#### Supplied records ####
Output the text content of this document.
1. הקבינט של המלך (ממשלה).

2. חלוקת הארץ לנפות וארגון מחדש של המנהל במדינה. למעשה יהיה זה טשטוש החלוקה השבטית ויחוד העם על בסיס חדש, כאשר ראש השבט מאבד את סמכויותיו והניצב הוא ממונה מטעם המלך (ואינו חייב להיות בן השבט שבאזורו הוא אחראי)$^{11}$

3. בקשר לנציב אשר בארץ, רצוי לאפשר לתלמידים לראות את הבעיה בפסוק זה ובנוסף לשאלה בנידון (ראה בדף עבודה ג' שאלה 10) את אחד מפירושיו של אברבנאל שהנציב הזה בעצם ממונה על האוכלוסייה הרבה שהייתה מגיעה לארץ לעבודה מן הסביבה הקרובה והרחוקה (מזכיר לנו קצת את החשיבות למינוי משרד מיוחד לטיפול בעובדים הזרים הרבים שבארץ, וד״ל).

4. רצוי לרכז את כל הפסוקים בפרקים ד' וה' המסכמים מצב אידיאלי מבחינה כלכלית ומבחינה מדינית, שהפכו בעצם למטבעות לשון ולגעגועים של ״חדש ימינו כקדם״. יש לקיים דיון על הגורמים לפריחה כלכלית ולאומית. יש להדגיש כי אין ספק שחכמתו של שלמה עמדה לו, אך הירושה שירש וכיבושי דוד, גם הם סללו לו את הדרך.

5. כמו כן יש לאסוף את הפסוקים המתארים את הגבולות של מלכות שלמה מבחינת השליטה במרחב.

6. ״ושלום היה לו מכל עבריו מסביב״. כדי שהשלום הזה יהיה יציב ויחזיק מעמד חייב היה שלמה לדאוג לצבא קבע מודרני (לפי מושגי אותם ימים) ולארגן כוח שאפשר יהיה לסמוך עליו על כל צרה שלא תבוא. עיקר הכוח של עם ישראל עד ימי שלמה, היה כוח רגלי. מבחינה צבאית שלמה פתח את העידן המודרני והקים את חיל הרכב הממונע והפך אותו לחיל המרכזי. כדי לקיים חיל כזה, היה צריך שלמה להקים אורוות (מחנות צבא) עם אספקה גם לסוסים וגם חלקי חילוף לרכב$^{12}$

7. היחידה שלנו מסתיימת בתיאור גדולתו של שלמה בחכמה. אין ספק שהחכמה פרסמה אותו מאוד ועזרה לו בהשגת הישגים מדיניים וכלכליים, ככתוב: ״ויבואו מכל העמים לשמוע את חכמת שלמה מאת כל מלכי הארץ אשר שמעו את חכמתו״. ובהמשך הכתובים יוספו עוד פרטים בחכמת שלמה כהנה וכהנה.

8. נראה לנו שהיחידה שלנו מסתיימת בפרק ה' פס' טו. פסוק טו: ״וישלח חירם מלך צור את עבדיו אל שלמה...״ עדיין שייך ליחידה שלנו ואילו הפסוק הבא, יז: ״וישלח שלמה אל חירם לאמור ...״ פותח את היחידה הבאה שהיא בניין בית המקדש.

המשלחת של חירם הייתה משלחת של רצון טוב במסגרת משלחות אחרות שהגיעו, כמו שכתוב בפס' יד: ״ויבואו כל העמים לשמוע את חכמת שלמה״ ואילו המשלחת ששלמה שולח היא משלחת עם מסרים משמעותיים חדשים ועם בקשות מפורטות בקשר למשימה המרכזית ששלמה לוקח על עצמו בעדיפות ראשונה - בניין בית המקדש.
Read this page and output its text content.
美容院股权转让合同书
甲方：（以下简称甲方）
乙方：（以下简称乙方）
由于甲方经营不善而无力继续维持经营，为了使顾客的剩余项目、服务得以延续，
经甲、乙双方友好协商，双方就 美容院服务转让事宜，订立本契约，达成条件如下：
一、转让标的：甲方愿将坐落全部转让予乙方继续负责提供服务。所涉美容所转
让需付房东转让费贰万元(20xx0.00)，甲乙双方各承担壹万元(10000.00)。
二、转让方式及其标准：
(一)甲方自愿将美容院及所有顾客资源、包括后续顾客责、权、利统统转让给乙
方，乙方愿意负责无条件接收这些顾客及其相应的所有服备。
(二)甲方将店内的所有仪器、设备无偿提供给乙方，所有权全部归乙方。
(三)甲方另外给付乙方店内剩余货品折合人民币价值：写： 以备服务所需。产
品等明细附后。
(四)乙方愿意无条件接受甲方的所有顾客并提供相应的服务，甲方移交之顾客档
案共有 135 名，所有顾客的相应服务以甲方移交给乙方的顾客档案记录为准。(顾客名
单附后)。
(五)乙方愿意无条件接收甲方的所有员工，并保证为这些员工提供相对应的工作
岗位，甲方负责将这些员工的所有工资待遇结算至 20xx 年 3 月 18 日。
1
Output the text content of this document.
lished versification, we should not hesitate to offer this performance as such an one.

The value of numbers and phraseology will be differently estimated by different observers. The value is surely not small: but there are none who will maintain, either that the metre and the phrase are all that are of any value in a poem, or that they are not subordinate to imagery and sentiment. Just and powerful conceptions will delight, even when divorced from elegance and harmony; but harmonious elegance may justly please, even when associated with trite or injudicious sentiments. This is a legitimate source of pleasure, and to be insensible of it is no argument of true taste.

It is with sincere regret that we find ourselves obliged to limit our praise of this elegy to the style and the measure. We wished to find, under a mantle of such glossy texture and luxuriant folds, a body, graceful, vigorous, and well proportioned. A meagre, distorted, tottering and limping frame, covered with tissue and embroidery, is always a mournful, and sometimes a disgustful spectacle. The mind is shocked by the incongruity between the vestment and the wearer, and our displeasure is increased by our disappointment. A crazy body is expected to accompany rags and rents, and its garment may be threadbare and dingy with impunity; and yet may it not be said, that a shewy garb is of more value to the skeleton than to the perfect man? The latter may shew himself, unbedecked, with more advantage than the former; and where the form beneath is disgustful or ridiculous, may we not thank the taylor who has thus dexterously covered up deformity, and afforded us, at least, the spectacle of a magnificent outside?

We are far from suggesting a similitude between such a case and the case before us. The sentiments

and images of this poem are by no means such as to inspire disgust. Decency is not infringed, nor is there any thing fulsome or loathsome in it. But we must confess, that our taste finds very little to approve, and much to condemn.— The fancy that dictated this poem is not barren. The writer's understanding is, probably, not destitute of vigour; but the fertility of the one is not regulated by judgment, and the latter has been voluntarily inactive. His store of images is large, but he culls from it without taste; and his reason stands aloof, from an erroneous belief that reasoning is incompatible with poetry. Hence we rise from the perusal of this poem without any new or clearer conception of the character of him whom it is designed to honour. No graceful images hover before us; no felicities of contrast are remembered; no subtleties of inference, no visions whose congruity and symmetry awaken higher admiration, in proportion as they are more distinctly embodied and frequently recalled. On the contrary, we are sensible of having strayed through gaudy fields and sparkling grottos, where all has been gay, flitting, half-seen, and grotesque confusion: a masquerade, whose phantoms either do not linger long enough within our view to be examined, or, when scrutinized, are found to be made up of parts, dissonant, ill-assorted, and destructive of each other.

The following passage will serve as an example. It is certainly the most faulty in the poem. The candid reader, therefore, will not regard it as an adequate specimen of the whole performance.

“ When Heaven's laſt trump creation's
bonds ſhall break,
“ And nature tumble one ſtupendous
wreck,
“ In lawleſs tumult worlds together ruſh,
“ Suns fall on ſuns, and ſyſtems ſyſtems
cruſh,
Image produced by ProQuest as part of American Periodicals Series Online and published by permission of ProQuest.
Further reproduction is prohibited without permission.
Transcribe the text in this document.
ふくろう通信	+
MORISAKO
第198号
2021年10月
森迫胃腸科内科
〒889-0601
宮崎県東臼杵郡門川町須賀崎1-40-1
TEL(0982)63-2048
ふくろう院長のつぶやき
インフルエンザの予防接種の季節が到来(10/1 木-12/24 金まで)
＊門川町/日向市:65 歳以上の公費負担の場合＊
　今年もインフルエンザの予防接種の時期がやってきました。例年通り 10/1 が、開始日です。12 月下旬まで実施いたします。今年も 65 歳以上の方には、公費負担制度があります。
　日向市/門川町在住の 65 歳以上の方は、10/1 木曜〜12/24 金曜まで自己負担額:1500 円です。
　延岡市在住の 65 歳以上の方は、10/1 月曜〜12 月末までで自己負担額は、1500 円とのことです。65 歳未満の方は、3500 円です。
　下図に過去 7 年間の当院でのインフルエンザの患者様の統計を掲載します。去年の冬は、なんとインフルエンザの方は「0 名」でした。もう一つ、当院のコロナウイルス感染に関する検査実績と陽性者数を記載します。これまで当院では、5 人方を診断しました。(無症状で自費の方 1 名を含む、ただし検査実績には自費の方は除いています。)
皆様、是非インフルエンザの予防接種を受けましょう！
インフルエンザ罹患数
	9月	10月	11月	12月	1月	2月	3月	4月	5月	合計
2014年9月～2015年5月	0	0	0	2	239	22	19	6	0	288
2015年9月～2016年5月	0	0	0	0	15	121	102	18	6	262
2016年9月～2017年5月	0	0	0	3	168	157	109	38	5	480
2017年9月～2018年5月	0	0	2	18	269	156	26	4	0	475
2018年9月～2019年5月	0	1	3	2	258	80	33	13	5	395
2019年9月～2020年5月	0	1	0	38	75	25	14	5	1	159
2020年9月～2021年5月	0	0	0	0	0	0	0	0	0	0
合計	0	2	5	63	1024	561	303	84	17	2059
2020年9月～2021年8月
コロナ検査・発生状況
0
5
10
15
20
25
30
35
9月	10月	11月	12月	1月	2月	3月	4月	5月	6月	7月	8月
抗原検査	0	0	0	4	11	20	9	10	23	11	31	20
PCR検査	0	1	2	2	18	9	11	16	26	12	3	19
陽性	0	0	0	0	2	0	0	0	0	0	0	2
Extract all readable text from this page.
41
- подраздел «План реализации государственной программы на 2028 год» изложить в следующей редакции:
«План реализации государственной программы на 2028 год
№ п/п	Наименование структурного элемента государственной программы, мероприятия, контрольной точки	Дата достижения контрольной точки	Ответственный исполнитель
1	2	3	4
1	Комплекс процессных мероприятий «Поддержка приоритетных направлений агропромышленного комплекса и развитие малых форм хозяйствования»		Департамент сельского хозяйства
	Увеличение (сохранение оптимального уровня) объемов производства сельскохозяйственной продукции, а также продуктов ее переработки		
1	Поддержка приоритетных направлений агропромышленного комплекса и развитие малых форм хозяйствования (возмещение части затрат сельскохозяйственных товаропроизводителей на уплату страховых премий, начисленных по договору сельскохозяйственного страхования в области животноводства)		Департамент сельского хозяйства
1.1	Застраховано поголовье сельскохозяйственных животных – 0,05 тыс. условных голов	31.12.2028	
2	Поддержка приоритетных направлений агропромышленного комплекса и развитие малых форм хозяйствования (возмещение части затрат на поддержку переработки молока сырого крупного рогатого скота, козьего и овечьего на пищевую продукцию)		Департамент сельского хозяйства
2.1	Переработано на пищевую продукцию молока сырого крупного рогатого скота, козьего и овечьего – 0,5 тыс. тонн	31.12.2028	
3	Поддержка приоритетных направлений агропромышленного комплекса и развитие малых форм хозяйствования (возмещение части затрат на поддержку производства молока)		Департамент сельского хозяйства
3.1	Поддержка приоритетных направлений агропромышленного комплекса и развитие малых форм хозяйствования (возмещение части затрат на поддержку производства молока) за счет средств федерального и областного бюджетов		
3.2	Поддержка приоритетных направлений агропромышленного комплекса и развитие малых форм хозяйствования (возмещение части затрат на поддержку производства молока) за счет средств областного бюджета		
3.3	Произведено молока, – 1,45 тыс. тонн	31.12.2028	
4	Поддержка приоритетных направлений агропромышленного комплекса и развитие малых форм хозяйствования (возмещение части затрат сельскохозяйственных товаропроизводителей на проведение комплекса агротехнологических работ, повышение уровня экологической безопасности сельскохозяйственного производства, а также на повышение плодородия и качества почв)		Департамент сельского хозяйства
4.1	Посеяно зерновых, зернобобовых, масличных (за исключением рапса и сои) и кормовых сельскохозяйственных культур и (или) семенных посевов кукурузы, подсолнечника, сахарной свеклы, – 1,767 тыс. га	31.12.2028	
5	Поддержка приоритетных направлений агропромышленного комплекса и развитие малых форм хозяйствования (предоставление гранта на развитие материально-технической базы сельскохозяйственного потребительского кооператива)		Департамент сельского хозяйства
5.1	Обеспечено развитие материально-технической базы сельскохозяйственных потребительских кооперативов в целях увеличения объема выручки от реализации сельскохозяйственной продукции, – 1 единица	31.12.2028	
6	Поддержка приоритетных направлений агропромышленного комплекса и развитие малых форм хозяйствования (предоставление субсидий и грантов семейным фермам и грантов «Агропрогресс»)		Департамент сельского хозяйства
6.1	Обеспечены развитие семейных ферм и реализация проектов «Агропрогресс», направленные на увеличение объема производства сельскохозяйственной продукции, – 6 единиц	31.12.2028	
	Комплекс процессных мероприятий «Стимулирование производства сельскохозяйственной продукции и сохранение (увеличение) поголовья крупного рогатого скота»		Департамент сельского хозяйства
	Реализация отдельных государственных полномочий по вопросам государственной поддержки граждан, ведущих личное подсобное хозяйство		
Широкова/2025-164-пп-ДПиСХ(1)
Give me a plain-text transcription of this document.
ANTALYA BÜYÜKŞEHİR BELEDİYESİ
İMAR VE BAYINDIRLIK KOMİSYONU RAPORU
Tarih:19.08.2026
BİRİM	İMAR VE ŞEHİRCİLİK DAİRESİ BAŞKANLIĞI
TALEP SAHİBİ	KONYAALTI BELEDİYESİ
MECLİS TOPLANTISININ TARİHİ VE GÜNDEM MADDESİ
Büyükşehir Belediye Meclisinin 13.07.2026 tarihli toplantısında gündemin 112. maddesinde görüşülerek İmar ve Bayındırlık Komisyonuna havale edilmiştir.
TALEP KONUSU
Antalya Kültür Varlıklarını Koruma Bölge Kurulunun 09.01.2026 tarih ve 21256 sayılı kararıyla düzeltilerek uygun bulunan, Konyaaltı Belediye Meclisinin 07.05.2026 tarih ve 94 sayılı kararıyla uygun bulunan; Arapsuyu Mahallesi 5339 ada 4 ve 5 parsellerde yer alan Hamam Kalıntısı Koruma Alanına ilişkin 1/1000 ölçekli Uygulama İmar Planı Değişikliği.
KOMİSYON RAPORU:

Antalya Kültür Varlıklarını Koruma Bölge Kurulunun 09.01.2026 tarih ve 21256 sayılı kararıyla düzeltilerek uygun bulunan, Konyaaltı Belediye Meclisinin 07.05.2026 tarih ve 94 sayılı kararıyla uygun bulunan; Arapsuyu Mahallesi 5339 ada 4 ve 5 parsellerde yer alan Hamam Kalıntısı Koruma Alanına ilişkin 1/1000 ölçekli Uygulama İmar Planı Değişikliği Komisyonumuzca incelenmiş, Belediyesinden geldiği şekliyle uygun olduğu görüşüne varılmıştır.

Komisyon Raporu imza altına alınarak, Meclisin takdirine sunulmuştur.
####
Directions for this task –
Above are the records; copy exactly the lines from the one with "Give me a plain-text" through the final line.

Correct result –
Give me a plain-text transcription of this document.
ANTALYA BÜYÜKŞEHİR BELEDİYESİ
İMAR VE BAYINDIRLIK KOMİSYONU RAPORU
Tarih:19.08.2026
BİRİM	İMAR VE ŞEHİRCİLİK DAİRESİ BAŞKANLIĞI
TALEP SAHİBİ	KONYAALTI BELEDİYESİ
MECLİS TOPLANTISININ TARİHİ VE GÜNDEM MADDESİ
Büyükşehir Belediye Meclisinin 13.07.2026 tarihli toplantısında gündemin 112. maddesinde görüşülerek İmar ve Bayındırlık Komisyonuna havale edilmiştir.
TALEP KONUSU
Antalya Kültür Varlıklarını Koruma Bölge Kurulunun 09.01.2026 tarih ve 21256 sayılı kararıyla düzeltilerek uygun bulunan, Konyaaltı Belediye Meclisinin 07.05.2026 tarih ve 94 sayılı kararıyla uygun bulunan; Arapsuyu Mahallesi 5339 ada 4 ve 5 parsellerde yer alan Hamam Kalıntısı Koruma Alanına ilişkin 1/1000 ölçekli Uygulama İmar Planı Değişikliği.
KOMİSYON RAPORU:

Antalya Kültür Varlıklarını Koruma Bölge Kurulunun 09.01.2026 tarih ve 21256 sayılı kararıyla düzeltilerek uygun bulunan, Konyaaltı Belediye Meclisinin 07.05.2026 tarih ve 94 sayılı kararıyla uygun bulunan; Arapsuyu Mahallesi 5339 ada 4 ve 5 parsellerde yer alan Hamam Kalıntısı Koruma Alanına ilişkin 1/1000 ölçekli Uygulama İmar Planı Değişikliği Komisyonumuzca incelenmiş, Belediyesinden geldiği şekliyle uygun olduğu görüşüne varılmıştır.

Komisyon Raporu imza altına alınarak, Meclisin takdirine sunulmuştur.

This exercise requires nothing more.